Brief - Present each line of the entries below that holds the word "France".

Stored rows -
%%

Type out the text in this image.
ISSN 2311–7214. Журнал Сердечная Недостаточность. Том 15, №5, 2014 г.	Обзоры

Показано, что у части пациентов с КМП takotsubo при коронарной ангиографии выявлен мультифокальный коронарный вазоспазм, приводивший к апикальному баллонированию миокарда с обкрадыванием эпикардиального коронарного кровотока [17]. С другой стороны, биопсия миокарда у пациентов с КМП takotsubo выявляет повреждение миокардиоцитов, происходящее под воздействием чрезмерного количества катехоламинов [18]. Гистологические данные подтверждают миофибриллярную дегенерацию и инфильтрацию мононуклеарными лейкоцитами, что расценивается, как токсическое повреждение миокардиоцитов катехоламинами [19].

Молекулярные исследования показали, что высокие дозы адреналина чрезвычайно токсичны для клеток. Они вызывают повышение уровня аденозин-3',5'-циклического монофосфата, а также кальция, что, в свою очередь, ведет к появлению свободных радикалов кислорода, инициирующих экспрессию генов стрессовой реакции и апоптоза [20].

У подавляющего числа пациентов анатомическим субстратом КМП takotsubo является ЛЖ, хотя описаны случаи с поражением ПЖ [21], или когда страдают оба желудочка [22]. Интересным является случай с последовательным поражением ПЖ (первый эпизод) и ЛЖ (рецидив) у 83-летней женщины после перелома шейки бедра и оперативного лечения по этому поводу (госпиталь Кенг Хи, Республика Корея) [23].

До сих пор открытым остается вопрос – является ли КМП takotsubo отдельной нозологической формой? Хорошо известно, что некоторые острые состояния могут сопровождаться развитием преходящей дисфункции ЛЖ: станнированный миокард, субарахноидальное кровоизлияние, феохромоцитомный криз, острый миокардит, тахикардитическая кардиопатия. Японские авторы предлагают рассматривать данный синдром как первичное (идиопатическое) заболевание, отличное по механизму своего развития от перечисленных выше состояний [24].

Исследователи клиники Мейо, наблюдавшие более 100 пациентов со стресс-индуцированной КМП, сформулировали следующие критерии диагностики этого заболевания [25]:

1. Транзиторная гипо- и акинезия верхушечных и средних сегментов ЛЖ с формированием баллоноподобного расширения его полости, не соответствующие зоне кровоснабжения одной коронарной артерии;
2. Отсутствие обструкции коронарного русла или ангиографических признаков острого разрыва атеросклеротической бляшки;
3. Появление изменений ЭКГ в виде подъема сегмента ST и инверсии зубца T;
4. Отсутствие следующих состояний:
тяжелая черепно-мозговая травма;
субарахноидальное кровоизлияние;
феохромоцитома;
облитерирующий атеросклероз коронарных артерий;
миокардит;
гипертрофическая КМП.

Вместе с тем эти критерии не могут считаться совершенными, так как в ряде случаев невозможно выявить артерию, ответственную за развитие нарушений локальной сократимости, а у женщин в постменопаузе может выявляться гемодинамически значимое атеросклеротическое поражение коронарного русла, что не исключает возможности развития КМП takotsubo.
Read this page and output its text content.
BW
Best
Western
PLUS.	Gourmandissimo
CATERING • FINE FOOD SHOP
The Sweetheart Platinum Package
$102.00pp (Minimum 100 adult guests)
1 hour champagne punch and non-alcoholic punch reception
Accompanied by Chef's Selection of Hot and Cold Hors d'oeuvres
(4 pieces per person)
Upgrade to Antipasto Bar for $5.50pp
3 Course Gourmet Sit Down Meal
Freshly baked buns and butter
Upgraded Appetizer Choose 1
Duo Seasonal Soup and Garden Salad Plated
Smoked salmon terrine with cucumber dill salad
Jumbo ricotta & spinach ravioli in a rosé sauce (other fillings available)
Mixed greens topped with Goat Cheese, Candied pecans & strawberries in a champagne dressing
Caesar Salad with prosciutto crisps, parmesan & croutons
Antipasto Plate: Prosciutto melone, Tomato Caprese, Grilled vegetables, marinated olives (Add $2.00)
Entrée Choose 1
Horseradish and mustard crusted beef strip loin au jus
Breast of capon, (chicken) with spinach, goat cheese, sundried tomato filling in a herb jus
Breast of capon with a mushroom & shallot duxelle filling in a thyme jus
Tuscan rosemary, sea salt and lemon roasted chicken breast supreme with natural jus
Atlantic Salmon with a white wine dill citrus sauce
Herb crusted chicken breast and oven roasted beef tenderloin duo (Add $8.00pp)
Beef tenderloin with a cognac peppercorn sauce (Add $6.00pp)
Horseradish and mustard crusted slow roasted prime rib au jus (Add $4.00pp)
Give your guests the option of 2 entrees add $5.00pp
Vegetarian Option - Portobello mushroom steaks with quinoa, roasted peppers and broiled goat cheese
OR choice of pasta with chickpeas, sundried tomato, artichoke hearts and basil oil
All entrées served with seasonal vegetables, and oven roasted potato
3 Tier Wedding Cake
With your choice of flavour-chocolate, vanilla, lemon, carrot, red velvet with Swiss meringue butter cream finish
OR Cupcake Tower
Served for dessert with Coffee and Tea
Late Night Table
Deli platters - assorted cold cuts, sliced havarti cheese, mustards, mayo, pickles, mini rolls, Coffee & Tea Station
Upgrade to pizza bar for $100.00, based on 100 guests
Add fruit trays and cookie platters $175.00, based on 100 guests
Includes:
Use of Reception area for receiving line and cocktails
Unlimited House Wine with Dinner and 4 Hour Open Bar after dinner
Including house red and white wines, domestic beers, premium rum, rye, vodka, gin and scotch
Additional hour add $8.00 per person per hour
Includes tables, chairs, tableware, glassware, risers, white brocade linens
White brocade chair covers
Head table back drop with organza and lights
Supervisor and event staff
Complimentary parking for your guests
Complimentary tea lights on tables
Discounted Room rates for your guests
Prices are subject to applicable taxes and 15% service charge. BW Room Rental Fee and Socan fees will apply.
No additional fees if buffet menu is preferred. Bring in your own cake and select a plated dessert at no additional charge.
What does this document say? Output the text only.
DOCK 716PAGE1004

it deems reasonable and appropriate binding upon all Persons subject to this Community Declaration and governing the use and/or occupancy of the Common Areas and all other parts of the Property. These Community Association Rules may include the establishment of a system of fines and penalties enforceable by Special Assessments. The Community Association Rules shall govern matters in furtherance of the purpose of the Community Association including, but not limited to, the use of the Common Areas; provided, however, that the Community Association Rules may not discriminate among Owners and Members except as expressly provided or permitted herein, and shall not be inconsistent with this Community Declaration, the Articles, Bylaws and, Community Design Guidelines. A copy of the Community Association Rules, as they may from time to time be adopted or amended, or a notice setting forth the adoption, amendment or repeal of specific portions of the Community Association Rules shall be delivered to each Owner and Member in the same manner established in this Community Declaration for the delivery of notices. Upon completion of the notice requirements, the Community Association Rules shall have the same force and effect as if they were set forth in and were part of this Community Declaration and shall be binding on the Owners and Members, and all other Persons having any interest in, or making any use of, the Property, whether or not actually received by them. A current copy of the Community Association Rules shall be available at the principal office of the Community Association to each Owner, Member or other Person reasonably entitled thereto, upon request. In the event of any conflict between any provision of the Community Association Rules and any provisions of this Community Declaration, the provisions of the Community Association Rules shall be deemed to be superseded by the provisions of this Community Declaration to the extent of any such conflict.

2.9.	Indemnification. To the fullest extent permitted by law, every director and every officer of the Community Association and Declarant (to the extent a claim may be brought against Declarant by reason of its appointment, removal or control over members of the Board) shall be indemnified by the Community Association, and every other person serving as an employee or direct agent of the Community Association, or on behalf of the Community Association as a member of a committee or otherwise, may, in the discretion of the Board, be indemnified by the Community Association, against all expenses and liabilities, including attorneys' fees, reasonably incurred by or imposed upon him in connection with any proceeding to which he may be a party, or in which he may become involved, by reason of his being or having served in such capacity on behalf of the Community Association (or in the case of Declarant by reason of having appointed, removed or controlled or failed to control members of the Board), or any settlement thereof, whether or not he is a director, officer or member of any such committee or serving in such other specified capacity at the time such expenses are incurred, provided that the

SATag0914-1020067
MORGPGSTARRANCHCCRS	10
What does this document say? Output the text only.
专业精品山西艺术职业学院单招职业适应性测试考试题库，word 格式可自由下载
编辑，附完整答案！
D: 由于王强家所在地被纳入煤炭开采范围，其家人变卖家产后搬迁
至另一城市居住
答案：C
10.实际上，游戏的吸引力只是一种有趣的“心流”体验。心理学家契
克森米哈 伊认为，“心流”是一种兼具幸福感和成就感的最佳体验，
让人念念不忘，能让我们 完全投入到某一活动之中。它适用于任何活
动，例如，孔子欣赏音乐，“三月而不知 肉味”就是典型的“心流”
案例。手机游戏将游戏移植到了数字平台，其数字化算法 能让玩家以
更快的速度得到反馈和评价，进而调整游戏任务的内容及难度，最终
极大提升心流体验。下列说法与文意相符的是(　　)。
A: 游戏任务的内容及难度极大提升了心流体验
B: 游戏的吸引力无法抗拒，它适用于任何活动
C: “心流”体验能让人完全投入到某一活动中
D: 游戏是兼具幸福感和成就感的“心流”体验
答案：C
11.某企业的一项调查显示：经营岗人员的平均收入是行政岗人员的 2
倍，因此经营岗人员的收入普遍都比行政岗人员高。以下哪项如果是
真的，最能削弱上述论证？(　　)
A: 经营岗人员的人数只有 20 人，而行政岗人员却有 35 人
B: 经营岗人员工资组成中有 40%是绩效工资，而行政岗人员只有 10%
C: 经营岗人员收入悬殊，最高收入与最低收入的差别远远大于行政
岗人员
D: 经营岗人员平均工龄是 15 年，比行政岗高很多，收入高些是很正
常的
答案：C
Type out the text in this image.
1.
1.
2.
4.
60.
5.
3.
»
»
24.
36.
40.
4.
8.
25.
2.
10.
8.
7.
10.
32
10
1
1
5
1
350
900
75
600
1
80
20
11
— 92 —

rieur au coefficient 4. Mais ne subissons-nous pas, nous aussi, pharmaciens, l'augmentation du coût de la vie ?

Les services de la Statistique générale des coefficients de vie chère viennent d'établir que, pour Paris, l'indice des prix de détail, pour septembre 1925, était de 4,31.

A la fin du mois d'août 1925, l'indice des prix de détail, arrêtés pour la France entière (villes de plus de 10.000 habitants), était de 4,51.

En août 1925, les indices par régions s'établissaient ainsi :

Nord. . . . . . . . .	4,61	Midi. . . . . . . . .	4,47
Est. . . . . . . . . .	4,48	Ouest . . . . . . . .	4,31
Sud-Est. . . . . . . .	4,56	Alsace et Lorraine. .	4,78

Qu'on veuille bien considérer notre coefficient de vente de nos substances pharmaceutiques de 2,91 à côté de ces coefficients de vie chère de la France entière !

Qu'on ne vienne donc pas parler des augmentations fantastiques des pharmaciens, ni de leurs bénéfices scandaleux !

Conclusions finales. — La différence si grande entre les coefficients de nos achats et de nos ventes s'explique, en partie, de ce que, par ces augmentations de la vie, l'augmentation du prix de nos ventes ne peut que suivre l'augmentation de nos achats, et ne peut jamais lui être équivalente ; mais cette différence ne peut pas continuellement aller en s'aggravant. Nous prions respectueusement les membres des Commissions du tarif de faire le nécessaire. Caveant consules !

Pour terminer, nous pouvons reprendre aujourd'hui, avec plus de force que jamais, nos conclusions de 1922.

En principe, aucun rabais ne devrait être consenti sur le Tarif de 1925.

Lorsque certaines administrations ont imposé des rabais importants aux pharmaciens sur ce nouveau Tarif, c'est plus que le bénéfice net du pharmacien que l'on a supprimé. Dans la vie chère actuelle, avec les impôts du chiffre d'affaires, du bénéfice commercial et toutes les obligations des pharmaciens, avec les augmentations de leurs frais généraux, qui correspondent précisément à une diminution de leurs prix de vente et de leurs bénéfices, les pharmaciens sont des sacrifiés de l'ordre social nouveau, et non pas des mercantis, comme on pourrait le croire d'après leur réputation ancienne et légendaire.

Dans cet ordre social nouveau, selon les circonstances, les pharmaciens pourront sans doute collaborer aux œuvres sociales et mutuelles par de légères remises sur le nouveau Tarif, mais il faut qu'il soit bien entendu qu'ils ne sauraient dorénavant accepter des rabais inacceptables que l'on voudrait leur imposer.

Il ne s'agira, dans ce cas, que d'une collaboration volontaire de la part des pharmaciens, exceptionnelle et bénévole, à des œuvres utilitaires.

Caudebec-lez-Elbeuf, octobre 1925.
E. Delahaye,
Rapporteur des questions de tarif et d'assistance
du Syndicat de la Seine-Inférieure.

%%

The solution -
A la fin du mois d'août 1925, l'indice des prix de détail, arrêtés pour la France entière (villes de plus de 10.000 habitants), était de 4,51.
Qu'on veuille bien considérer notre coefficient de vente de nos substances pharmaceutiques de 2,91 à côté de ces coefficients de vie chère de la France entière !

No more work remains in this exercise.